Copy out the listing from the line containing "Give bounding boxes" through the line containing "section-title-pump-hose: Changer le", both ends included. Leave the pictures out of your answer.

• _Given information_:
## Begin
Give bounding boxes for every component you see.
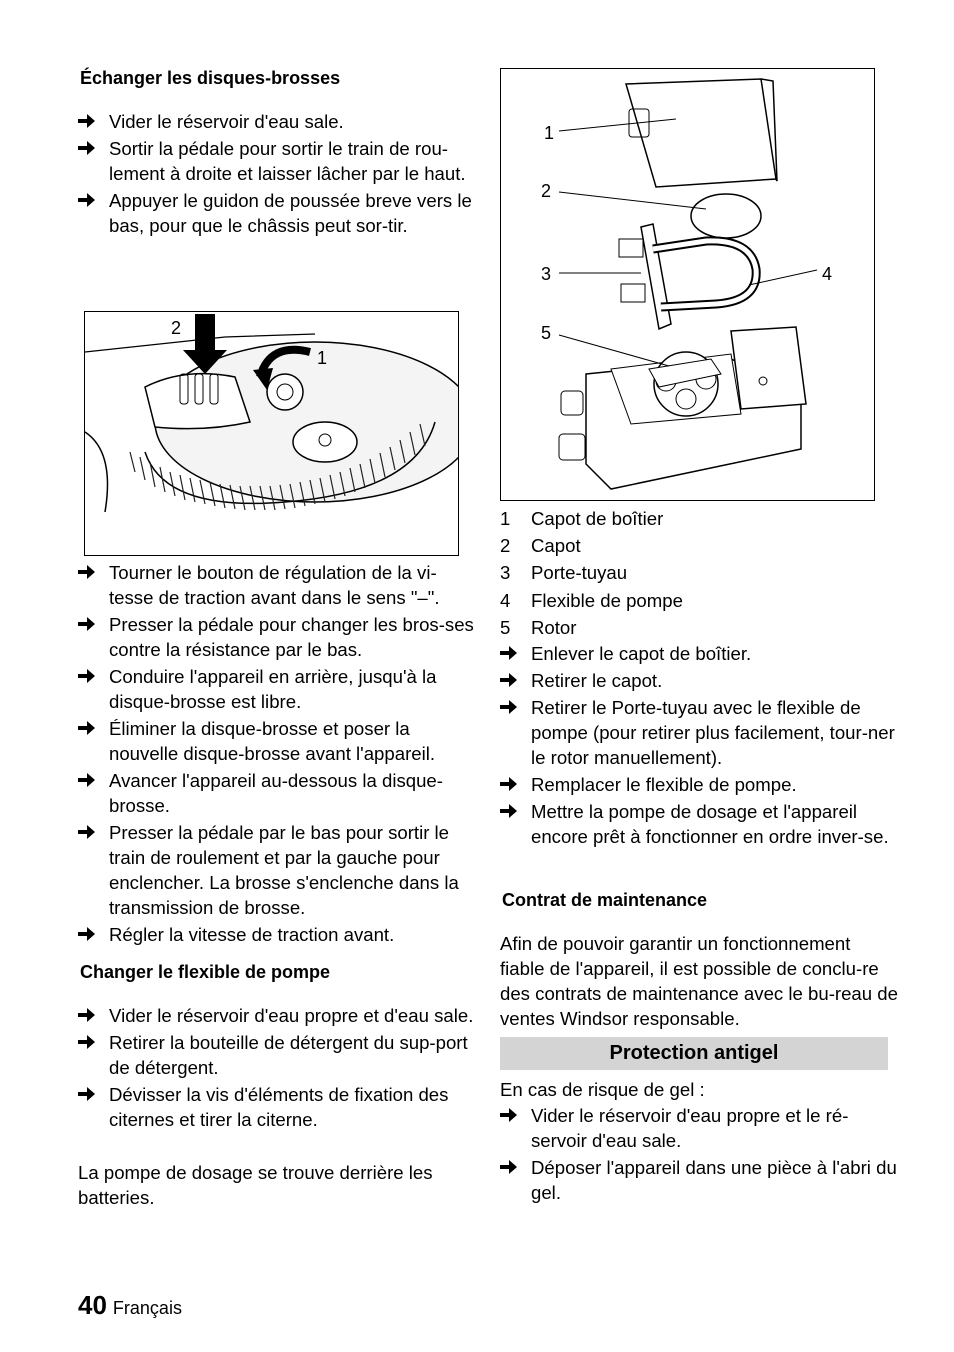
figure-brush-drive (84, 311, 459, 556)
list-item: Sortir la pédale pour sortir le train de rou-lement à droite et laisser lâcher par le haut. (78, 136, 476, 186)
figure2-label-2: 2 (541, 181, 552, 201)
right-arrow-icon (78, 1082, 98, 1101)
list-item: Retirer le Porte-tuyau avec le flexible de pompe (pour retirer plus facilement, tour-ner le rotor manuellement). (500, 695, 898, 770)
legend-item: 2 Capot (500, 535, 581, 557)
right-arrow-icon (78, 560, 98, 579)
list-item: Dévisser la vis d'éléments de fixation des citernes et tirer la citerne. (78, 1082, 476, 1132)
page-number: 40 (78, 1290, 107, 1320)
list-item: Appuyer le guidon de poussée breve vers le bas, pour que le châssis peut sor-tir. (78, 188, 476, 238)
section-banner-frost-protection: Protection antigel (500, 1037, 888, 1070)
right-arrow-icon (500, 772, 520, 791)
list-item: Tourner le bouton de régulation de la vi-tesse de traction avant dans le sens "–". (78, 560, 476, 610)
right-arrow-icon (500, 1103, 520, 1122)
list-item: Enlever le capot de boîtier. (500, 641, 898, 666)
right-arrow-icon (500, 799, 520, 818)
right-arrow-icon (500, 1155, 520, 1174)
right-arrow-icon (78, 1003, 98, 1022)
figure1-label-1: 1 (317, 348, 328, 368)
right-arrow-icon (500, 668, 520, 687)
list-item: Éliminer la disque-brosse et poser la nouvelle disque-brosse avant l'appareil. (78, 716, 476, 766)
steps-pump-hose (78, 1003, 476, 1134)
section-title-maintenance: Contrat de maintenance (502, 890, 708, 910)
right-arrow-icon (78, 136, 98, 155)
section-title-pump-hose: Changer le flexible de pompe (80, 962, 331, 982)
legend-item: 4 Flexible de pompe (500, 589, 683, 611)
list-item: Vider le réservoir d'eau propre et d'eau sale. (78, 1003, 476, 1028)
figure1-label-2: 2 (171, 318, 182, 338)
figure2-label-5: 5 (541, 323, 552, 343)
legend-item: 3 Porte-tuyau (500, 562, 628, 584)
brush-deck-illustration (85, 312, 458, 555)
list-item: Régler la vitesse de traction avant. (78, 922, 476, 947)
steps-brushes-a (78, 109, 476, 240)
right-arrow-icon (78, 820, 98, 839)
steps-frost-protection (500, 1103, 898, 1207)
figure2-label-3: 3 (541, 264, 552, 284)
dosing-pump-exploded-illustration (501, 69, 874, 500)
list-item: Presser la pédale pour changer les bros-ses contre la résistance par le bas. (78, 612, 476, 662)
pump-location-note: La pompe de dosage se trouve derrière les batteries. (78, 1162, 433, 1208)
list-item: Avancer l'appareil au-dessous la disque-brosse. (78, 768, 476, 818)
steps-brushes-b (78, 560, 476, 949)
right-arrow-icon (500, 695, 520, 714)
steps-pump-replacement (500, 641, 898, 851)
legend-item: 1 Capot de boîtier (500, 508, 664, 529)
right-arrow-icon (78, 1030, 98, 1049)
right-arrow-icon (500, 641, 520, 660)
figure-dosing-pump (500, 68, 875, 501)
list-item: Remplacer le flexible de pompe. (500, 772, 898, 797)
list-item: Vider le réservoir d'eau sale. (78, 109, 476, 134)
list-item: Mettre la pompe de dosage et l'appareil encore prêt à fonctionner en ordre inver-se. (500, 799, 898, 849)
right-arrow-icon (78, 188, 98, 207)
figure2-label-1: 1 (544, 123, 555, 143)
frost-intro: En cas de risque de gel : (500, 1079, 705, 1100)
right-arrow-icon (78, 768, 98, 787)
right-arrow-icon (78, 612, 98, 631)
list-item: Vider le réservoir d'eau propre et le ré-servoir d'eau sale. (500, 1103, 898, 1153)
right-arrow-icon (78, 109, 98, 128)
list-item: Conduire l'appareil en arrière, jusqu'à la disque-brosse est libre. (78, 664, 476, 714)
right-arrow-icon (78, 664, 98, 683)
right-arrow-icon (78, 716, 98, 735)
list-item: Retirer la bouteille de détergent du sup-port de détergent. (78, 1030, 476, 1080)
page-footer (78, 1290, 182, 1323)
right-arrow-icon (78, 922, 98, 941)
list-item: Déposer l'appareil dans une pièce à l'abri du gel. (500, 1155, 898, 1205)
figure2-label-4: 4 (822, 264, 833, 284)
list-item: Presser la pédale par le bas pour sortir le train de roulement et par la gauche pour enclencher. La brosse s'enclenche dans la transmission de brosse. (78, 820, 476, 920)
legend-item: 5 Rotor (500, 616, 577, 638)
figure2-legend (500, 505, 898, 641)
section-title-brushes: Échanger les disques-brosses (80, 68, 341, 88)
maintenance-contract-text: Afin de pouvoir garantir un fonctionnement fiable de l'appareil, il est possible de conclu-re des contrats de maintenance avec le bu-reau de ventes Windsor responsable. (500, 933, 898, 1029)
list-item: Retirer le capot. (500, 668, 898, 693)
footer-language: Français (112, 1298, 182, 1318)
## End
## Begin
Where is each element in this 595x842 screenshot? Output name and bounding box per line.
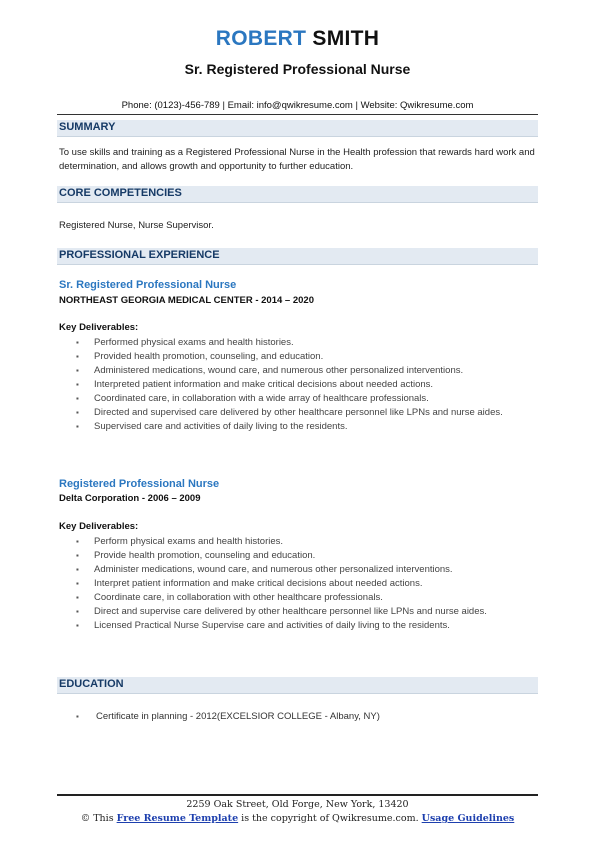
## End
• _Exercise response_:
Give bounding boxes for every component you see.
figure-brush-drive (84, 311, 459, 556)
list-item: Sortir la pédale pour sortir le train de rou-lement à droite et laisser lâcher par le haut. (78, 136, 476, 186)
figure2-label-2: 2 (541, 181, 552, 201)
right-arrow-icon (78, 1082, 98, 1101)
list-item: Retirer le Porte-tuyau avec le flexible de pompe (pour retirer plus facilement, tour-ner le rotor manuellement). (500, 695, 898, 770)
legend-item: 2 Capot (500, 535, 581, 557)
right-arrow-icon (78, 560, 98, 579)
list-item: Dévisser la vis d'éléments de fixation des citernes et tirer la citerne. (78, 1082, 476, 1132)
page-number: 40 (78, 1290, 107, 1320)
list-item: Appuyer le guidon de poussée breve vers le bas, pour que le châssis peut sor-tir. (78, 188, 476, 238)
section-banner-frost-protection: Protection antigel (500, 1037, 888, 1070)
right-arrow-icon (500, 772, 520, 791)
list-item: Tourner le bouton de régulation de la vi-tesse de traction avant dans le sens "–". (78, 560, 476, 610)
right-arrow-icon (500, 1103, 520, 1122)
list-item: Enlever le capot de boîtier. (500, 641, 898, 666)
right-arrow-icon (500, 799, 520, 818)
right-arrow-icon (500, 1155, 520, 1174)
right-arrow-icon (78, 1003, 98, 1022)
figure1-label-1: 1 (317, 348, 328, 368)
right-arrow-icon (500, 668, 520, 687)
list-item: Éliminer la disque-brosse et poser la nouvelle disque-brosse avant l'appareil. (78, 716, 476, 766)
steps-pump-hose (78, 1003, 476, 1134)
section-title-maintenance: Contrat de maintenance (502, 890, 708, 910)
right-arrow-icon (78, 136, 98, 155)
section-title-pump-hose: Changer le flexible de pompe (80, 962, 331, 982)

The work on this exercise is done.